++++ Material for this exercise

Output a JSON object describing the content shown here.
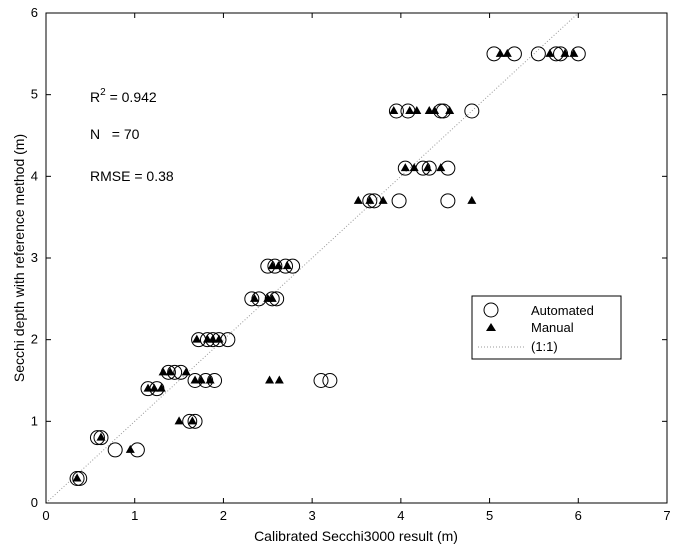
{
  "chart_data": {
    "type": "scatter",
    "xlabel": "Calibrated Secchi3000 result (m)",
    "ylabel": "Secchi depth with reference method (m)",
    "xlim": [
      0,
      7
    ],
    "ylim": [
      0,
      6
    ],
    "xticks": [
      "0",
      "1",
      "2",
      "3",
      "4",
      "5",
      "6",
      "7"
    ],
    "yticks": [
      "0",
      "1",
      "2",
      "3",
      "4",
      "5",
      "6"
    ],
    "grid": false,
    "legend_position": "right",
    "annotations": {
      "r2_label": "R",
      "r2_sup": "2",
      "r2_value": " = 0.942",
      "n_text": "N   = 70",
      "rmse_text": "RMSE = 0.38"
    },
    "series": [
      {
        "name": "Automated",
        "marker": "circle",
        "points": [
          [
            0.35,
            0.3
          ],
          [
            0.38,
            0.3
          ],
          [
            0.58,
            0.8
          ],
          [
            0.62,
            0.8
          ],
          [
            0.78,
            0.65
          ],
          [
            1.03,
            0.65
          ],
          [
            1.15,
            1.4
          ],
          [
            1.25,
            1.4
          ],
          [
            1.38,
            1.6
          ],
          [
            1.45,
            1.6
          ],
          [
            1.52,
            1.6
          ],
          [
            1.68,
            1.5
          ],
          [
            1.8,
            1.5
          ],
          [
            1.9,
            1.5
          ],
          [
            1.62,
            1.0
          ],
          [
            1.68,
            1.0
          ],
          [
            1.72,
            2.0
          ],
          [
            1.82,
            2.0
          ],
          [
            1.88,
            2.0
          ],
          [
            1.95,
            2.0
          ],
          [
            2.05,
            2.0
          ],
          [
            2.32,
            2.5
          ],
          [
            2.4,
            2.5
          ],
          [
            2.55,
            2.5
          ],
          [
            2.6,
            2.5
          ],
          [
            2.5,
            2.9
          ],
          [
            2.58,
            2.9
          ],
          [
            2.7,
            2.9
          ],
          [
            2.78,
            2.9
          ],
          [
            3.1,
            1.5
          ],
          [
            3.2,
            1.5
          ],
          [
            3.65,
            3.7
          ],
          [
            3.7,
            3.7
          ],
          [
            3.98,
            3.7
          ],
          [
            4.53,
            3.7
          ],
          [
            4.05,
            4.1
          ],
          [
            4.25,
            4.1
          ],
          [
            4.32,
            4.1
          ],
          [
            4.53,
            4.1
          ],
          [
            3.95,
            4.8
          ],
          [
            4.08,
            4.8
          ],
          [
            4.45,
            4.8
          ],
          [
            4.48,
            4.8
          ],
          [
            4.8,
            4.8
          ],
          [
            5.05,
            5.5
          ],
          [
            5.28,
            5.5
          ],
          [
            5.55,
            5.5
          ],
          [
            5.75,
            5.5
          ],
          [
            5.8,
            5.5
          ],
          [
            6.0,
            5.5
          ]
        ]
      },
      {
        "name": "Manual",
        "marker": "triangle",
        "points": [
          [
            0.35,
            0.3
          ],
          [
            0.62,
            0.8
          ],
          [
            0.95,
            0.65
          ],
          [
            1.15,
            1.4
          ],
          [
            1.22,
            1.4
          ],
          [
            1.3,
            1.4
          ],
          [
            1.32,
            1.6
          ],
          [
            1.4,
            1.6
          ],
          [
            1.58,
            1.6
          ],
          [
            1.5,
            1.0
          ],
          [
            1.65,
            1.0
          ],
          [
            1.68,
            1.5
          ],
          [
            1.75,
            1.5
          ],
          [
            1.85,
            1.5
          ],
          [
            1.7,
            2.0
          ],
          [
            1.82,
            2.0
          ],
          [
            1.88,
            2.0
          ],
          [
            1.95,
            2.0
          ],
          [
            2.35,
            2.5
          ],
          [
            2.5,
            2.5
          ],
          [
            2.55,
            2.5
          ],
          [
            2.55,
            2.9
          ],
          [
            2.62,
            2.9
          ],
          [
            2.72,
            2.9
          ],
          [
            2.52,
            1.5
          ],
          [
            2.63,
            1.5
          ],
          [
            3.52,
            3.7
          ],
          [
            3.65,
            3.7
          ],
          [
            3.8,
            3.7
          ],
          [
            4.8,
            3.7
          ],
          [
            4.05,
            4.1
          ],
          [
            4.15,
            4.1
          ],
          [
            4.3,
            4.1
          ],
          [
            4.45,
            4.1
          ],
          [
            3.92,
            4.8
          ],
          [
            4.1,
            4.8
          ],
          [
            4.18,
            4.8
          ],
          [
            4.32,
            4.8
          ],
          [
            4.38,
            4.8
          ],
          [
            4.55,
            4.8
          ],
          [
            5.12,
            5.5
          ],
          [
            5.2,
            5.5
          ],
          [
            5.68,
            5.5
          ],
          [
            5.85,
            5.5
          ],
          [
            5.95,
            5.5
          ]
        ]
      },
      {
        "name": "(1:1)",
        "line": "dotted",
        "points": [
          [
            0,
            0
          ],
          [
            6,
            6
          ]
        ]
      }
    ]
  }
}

++++++++

Output the full set of records above without changing a word, and drop the images.

Output a JSON object describing the content shown here.
{
  "chart_data": {
    "type": "scatter",
    "xlabel": "Calibrated Secchi3000 result (m)",
    "ylabel": "Secchi depth with reference method (m)",
    "xlim": [
      0,
      7
    ],
    "ylim": [
      0,
      6
    ],
    "xticks": [
      "0",
      "1",
      "2",
      "3",
      "4",
      "5",
      "6",
      "7"
    ],
    "yticks": [
      "0",
      "1",
      "2",
      "3",
      "4",
      "5",
      "6"
    ],
    "grid": false,
    "legend_position": "right",
    "annotations": {
      "r2_label": "R",
      "r2_sup": "2",
      "r2_value": " = 0.942",
      "n_text": "N   = 70",
      "rmse_text": "RMSE = 0.38"
    },
    "series": [
      {
        "name": "Automated",
        "marker": "circle",
        "points": [
          [
            0.35,
            0.3
          ],
          [
            0.38,
            0.3
          ],
          [
            0.58,
            0.8
          ],
          [
            0.62,
            0.8
          ],
          [
            0.78,
            0.65
          ],
          [
            1.03,
            0.65
          ],
          [
            1.15,
            1.4
          ],
          [
            1.25,
            1.4
          ],
          [
            1.38,
            1.6
          ],
          [
            1.45,
            1.6
          ],
          [
            1.52,
            1.6
          ],
          [
            1.68,
            1.5
          ],
          [
            1.8,
            1.5
          ],
          [
            1.9,
            1.5
          ],
          [
            1.62,
            1.0
          ],
          [
            1.68,
            1.0
          ],
          [
            1.72,
            2.0
          ],
          [
            1.82,
            2.0
          ],
          [
            1.88,
            2.0
          ],
          [
            1.95,
            2.0
          ],
          [
            2.05,
            2.0
          ],
          [
            2.32,
            2.5
          ],
          [
            2.4,
            2.5
          ],
          [
            2.55,
            2.5
          ],
          [
            2.6,
            2.5
          ],
          [
            2.5,
            2.9
          ],
          [
            2.58,
            2.9
          ],
          [
            2.7,
            2.9
          ],
          [
            2.78,
            2.9
          ],
          [
            3.1,
            1.5
          ],
          [
            3.2,
            1.5
          ],
          [
            3.65,
            3.7
          ],
          [
            3.7,
            3.7
          ],
          [
            3.98,
            3.7
          ],
          [
            4.53,
            3.7
          ],
          [
            4.05,
            4.1
          ],
          [
            4.25,
            4.1
          ],
          [
            4.32,
            4.1
          ],
          [
            4.53,
            4.1
          ],
          [
            3.95,
            4.8
          ],
          [
            4.08,
            4.8
          ],
          [
            4.45,
            4.8
          ],
          [
            4.48,
            4.8
          ],
          [
            4.8,
            4.8
          ],
          [
            5.05,
            5.5
          ],
          [
            5.28,
            5.5
          ],
          [
            5.55,
            5.5
          ],
          [
            5.75,
            5.5
          ],
          [
            5.8,
            5.5
          ],
          [
            6.0,
            5.5
          ]
        ]
      },
      {
        "name": "Manual",
        "marker": "triangle",
        "points": [
          [
            0.35,
            0.3
          ],
          [
            0.62,
            0.8
          ],
          [
            0.95,
            0.65
          ],
          [
            1.15,
            1.4
          ],
          [
            1.22,
            1.4
          ],
          [
            1.3,
            1.4
          ],
          [
            1.32,
            1.6
          ],
          [
            1.4,
            1.6
          ],
          [
            1.58,
            1.6
          ],
          [
            1.5,
            1.0
          ],
          [
            1.65,
            1.0
          ],
          [
            1.68,
            1.5
          ],
          [
            1.75,
            1.5
          ],
          [
            1.85,
            1.5
          ],
          [
            1.7,
            2.0
          ],
          [
            1.82,
            2.0
          ],
          [
            1.88,
            2.0
          ],
          [
            1.95,
            2.0
          ],
          [
            2.35,
            2.5
          ],
          [
            2.5,
            2.5
          ],
          [
            2.55,
            2.5
          ],
          [
            2.55,
            2.9
          ],
          [
            2.62,
            2.9
          ],
          [
            2.72,
            2.9
          ],
          [
            2.52,
            1.5
          ],
          [
            2.63,
            1.5
          ],
          [
            3.52,
            3.7
          ],
          [
            3.65,
            3.7
          ],
          [
            3.8,
            3.7
          ],
          [
            4.8,
            3.7
          ],
          [
            4.05,
            4.1
          ],
          [
            4.15,
            4.1
          ],
          [
            4.3,
            4.1
          ],
          [
            4.45,
            4.1
          ],
          [
            3.92,
            4.8
          ],
          [
            4.1,
            4.8
          ],
          [
            4.18,
            4.8
          ],
          [
            4.32,
            4.8
          ],
          [
            4.38,
            4.8
          ],
          [
            4.55,
            4.8
          ],
          [
            5.12,
            5.5
          ],
          [
            5.2,
            5.5
          ],
          [
            5.68,
            5.5
          ],
          [
            5.85,
            5.5
          ],
          [
            5.95,
            5.5
          ]
        ]
      },
      {
        "name": "(1:1)",
        "line": "dotted",
        "points": [
          [
            0,
            0
          ],
          [
            6,
            6
          ]
        ]
      }
    ]
  }
}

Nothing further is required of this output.